Goal
Only the pictures are to be left out; set down the rest of the records exactly.

Records excerpted from a collection:

--------------------

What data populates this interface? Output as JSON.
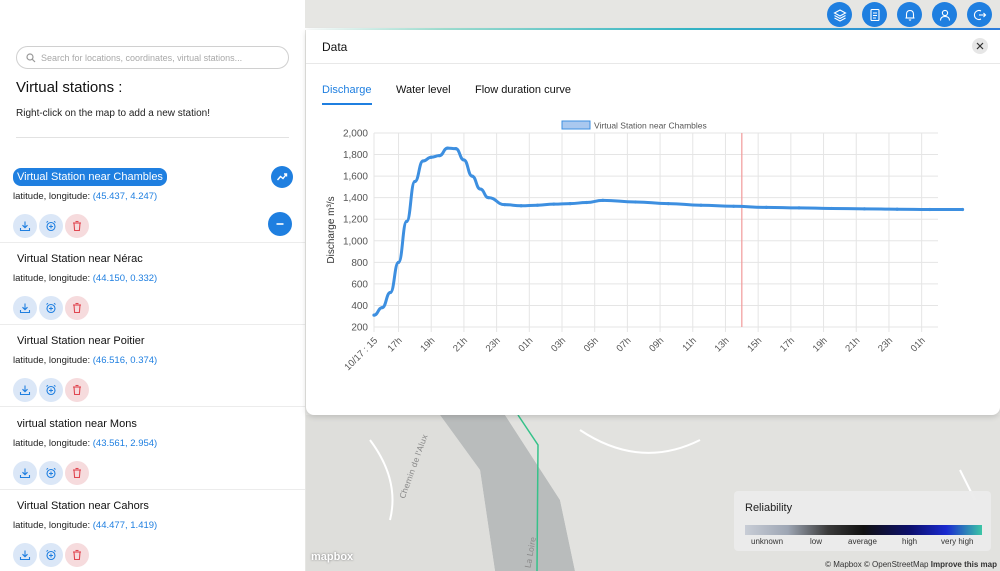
{
  "search": {
    "placeholder": "Search for locations, coordinates, virtual stations..."
  },
  "sidebar": {
    "title": "Virtual stations :",
    "hint": "Right-click on the map to add a new station!",
    "coords_label": "latitude, longitude:",
    "stations": [
      {
        "name": "Virtual Station near Chambles",
        "coords": "(45.437, 4.247)",
        "selected": true
      },
      {
        "name": "Virtual Station near Nérac",
        "coords": "(44.150, 0.332)",
        "selected": false
      },
      {
        "name": "Virtual Station near Poitier",
        "coords": "(46.516, 0.374)",
        "selected": false
      },
      {
        "name": "virtual station near Mons",
        "coords": "(43.561, 2.954)",
        "selected": false
      },
      {
        "name": "Virtual Station near Cahors",
        "coords": "(44.477, 1.419)",
        "selected": false
      }
    ]
  },
  "topbar": {
    "icons": [
      "layers-icon",
      "document-icon",
      "bell-icon",
      "user-icon",
      "logout-icon"
    ]
  },
  "panel": {
    "title": "Data",
    "tabs": [
      {
        "label": "Discharge",
        "active": true
      },
      {
        "label": "Water level",
        "active": false
      },
      {
        "label": "Flow duration curve",
        "active": false
      }
    ]
  },
  "chart_data": {
    "type": "line",
    "legend": "Virtual Station near Chambles",
    "ylabel": "Discharge m³/s",
    "xlabel": "",
    "ylim": [
      200,
      2000
    ],
    "yticks": [
      "200",
      "400",
      "600",
      "800",
      "1,000",
      "1,200",
      "1,400",
      "1,600",
      "1,800",
      "2,000"
    ],
    "xticks": [
      "10/17 : 15",
      "17h",
      "19h",
      "21h",
      "23h",
      "01h",
      "03h",
      "05h",
      "07h",
      "09h",
      "11h",
      "13h",
      "15h",
      "17h",
      "19h",
      "21h",
      "23h",
      "01h"
    ],
    "grid": true,
    "marker_line_at": "14h",
    "series": [
      {
        "name": "Virtual Station near Chambles",
        "color": "#3d8fe0",
        "x_hours": [
          0,
          0.5,
          1,
          1.5,
          2,
          2.5,
          3,
          3.5,
          4,
          4.5,
          5,
          5.5,
          6,
          6.5,
          7,
          8,
          9,
          10,
          11,
          12,
          13,
          14,
          16,
          18,
          20,
          22,
          24,
          26,
          28,
          30,
          32,
          34,
          36
        ],
        "values": [
          310,
          380,
          520,
          800,
          1180,
          1550,
          1740,
          1775,
          1790,
          1860,
          1855,
          1750,
          1600,
          1480,
          1400,
          1335,
          1325,
          1330,
          1340,
          1345,
          1355,
          1375,
          1360,
          1345,
          1330,
          1320,
          1310,
          1305,
          1300,
          1296,
          1293,
          1290,
          1290
        ]
      }
    ]
  },
  "reliability": {
    "title": "Reliability",
    "labels": [
      "unknown",
      "low",
      "average",
      "high",
      "very high"
    ]
  },
  "map": {
    "labels": [
      "Chemin de l'Alux",
      "La Loire"
    ],
    "logo": "mapbox",
    "attribution": "© Mapbox © OpenStreetMap",
    "improve": "Improve this map"
  }
}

--------------------

Written solution
What data populates this interface? Output as JSON.
{
  "search": {
    "placeholder": "Search for locations, coordinates, virtual stations..."
  },
  "sidebar": {
    "title": "Virtual stations :",
    "hint": "Right-click on the map to add a new station!",
    "coords_label": "latitude, longitude:",
    "stations": [
      {
        "name": "Virtual Station near Chambles",
        "coords": "(45.437, 4.247)",
        "selected": true
      },
      {
        "name": "Virtual Station near Nérac",
        "coords": "(44.150, 0.332)",
        "selected": false
      },
      {
        "name": "Virtual Station near Poitier",
        "coords": "(46.516, 0.374)",
        "selected": false
      },
      {
        "name": "virtual station near Mons",
        "coords": "(43.561, 2.954)",
        "selected": false
      },
      {
        "name": "Virtual Station near Cahors",
        "coords": "(44.477, 1.419)",
        "selected": false
      }
    ]
  },
  "topbar": {
    "icons": [
      "layers-icon",
      "document-icon",
      "bell-icon",
      "user-icon",
      "logout-icon"
    ]
  },
  "panel": {
    "title": "Data",
    "tabs": [
      {
        "label": "Discharge",
        "active": true
      },
      {
        "label": "Water level",
        "active": false
      },
      {
        "label": "Flow duration curve",
        "active": false
      }
    ]
  },
  "chart_data": {
    "type": "line",
    "legend": "Virtual Station near Chambles",
    "ylabel": "Discharge m³/s",
    "xlabel": "",
    "ylim": [
      200,
      2000
    ],
    "yticks": [
      "200",
      "400",
      "600",
      "800",
      "1,000",
      "1,200",
      "1,400",
      "1,600",
      "1,800",
      "2,000"
    ],
    "xticks": [
      "10/17 : 15",
      "17h",
      "19h",
      "21h",
      "23h",
      "01h",
      "03h",
      "05h",
      "07h",
      "09h",
      "11h",
      "13h",
      "15h",
      "17h",
      "19h",
      "21h",
      "23h",
      "01h"
    ],
    "grid": true,
    "marker_line_at": "14h",
    "series": [
      {
        "name": "Virtual Station near Chambles",
        "color": "#3d8fe0",
        "x_hours": [
          0,
          0.5,
          1,
          1.5,
          2,
          2.5,
          3,
          3.5,
          4,
          4.5,
          5,
          5.5,
          6,
          6.5,
          7,
          8,
          9,
          10,
          11,
          12,
          13,
          14,
          16,
          18,
          20,
          22,
          24,
          26,
          28,
          30,
          32,
          34,
          36
        ],
        "values": [
          310,
          380,
          520,
          800,
          1180,
          1550,
          1740,
          1775,
          1790,
          1860,
          1855,
          1750,
          1600,
          1480,
          1400,
          1335,
          1325,
          1330,
          1340,
          1345,
          1355,
          1375,
          1360,
          1345,
          1330,
          1320,
          1310,
          1305,
          1300,
          1296,
          1293,
          1290,
          1290
        ]
      }
    ]
  },
  "reliability": {
    "title": "Reliability",
    "labels": [
      "unknown",
      "low",
      "average",
      "high",
      "very high"
    ]
  },
  "map": {
    "labels": [
      "Chemin de l'Alux",
      "La Loire"
    ],
    "logo": "mapbox",
    "attribution": "© Mapbox © OpenStreetMap",
    "improve": "Improve this map"
  }
}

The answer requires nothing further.